(Stated task)
Give only the number of lines in the data that contain the word "served".

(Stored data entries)
▬▬▬

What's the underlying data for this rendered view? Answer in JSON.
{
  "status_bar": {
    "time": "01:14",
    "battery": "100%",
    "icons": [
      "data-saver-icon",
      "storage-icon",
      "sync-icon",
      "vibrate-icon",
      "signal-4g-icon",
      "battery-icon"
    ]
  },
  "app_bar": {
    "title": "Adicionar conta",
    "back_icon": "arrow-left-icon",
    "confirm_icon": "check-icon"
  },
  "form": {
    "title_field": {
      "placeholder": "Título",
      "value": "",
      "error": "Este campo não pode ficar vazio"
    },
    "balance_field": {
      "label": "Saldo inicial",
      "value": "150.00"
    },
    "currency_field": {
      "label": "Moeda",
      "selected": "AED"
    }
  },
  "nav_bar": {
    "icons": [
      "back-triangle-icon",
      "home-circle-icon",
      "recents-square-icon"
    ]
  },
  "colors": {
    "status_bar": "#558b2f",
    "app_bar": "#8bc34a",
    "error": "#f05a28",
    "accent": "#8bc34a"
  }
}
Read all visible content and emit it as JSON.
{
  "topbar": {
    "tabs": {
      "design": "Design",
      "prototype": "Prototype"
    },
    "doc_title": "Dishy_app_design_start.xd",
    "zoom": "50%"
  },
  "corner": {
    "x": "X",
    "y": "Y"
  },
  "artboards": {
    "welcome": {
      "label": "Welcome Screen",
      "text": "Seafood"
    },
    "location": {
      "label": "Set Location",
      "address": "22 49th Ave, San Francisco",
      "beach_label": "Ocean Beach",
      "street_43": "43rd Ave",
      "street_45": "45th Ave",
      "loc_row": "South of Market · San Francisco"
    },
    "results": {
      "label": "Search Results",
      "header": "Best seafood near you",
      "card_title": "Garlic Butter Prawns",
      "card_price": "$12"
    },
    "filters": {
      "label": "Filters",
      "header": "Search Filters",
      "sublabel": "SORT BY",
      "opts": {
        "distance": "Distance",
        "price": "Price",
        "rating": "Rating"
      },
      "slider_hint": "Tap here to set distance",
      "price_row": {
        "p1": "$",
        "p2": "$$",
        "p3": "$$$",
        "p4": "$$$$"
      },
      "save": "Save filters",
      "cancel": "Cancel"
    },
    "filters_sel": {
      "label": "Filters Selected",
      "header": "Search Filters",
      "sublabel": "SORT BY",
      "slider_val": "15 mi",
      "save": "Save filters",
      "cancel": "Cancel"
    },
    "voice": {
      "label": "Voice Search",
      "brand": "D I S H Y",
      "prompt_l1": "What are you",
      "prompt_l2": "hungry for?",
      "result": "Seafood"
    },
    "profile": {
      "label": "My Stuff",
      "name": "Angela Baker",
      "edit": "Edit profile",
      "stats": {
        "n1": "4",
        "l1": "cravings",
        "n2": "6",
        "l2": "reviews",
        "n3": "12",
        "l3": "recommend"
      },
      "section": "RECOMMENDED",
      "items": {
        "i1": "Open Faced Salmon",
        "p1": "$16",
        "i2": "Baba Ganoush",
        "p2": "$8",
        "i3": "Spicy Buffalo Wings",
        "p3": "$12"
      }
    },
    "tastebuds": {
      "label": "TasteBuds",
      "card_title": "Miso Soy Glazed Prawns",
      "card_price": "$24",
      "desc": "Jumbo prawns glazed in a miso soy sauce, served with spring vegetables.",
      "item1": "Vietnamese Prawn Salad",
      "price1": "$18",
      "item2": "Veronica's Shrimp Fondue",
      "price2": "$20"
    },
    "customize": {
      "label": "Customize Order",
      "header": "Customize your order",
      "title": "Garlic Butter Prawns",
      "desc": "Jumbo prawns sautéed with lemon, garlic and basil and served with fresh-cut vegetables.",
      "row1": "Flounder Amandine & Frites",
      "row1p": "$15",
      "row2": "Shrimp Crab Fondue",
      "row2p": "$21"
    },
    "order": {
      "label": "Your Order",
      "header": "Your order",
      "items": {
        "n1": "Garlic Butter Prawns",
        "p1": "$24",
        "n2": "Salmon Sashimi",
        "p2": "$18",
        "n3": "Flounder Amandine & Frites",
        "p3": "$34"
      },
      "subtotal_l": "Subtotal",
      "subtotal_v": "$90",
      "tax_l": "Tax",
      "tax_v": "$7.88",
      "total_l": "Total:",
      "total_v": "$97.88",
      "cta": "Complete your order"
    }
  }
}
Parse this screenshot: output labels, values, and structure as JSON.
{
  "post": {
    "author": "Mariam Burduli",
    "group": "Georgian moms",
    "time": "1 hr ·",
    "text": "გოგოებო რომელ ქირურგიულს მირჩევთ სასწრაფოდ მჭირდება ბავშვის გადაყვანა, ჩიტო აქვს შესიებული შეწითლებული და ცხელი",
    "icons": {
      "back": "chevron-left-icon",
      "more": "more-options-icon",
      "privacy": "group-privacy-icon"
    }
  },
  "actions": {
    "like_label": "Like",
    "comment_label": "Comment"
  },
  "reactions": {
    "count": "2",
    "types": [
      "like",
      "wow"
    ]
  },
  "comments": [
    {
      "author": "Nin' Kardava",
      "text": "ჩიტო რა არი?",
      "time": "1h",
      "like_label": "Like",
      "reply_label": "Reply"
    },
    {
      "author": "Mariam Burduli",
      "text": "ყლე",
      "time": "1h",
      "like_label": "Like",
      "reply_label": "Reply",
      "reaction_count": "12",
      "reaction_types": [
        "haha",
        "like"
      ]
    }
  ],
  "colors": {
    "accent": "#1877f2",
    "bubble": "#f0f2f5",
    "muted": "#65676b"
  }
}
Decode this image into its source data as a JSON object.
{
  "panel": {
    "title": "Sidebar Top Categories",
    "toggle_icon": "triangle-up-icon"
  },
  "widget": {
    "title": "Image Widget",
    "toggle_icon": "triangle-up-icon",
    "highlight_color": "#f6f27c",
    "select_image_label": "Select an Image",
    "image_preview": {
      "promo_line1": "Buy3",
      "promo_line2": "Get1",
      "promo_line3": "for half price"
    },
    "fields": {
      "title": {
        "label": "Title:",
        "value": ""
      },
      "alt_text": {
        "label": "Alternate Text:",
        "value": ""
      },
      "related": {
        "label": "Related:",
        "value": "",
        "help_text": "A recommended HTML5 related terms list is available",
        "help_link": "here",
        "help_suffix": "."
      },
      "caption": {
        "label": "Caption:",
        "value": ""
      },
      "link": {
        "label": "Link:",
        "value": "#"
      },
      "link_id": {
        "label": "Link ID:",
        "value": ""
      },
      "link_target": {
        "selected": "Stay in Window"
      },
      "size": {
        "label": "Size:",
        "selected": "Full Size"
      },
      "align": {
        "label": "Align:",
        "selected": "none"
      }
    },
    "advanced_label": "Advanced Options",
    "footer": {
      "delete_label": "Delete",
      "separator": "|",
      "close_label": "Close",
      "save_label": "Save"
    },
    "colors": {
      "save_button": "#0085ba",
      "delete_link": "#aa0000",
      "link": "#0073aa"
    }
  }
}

▬▬▬

(Final answer)
2